The listing must be reproduced in full, exactly as it stands.
***** Material provided
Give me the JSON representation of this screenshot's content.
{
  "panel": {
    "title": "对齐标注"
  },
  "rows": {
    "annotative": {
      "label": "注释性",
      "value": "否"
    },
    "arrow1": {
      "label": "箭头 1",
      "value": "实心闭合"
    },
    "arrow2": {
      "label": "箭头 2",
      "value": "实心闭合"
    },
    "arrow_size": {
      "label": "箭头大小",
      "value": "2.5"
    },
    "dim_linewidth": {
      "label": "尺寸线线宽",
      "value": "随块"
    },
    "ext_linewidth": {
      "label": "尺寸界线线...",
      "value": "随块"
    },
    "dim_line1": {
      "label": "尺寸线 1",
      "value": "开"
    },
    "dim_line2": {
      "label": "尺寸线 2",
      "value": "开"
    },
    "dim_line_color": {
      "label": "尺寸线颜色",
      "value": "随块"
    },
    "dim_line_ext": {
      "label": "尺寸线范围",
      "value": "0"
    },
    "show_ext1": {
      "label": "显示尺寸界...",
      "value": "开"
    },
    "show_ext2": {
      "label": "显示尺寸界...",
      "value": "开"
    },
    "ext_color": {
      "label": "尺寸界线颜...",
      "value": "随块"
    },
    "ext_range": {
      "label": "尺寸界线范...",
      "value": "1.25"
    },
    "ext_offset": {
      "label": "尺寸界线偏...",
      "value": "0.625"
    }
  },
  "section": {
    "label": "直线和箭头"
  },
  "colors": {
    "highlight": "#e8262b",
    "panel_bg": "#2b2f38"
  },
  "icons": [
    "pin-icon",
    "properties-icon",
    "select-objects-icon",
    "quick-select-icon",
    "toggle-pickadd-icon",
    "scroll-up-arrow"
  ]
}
**********
# Result of the task
Give me the JSON representation of this screenshot's content.
{
  "panel": {
    "title": "对齐标注"
  },
  "rows": {
    "annotative": {
      "label": "注释性",
      "value": "否"
    },
    "arrow1": {
      "label": "箭头 1",
      "value": "实心闭合"
    },
    "arrow2": {
      "label": "箭头 2",
      "value": "实心闭合"
    },
    "arrow_size": {
      "label": "箭头大小",
      "value": "2.5"
    },
    "dim_linewidth": {
      "label": "尺寸线线宽",
      "value": "随块"
    },
    "ext_linewidth": {
      "label": "尺寸界线线...",
      "value": "随块"
    },
    "dim_line1": {
      "label": "尺寸线 1",
      "value": "开"
    },
    "dim_line2": {
      "label": "尺寸线 2",
      "value": "开"
    },
    "dim_line_color": {
      "label": "尺寸线颜色",
      "value": "随块"
    },
    "dim_line_ext": {
      "label": "尺寸线范围",
      "value": "0"
    },
    "show_ext1": {
      "label": "显示尺寸界...",
      "value": "开"
    },
    "show_ext2": {
      "label": "显示尺寸界...",
      "value": "开"
    },
    "ext_color": {
      "label": "尺寸界线颜...",
      "value": "随块"
    },
    "ext_range": {
      "label": "尺寸界线范...",
      "value": "1.25"
    },
    "ext_offset": {
      "label": "尺寸界线偏...",
      "value": "0.625"
    }
  },
  "section": {
    "label": "直线和箭头"
  },
  "colors": {
    "highlight": "#e8262b",
    "panel_bg": "#2b2f38"
  },
  "icons": [
    "pin-icon",
    "properties-icon",
    "select-objects-icon",
    "quick-select-icon",
    "toggle-pickadd-icon",
    "scroll-up-arrow"
  ]
}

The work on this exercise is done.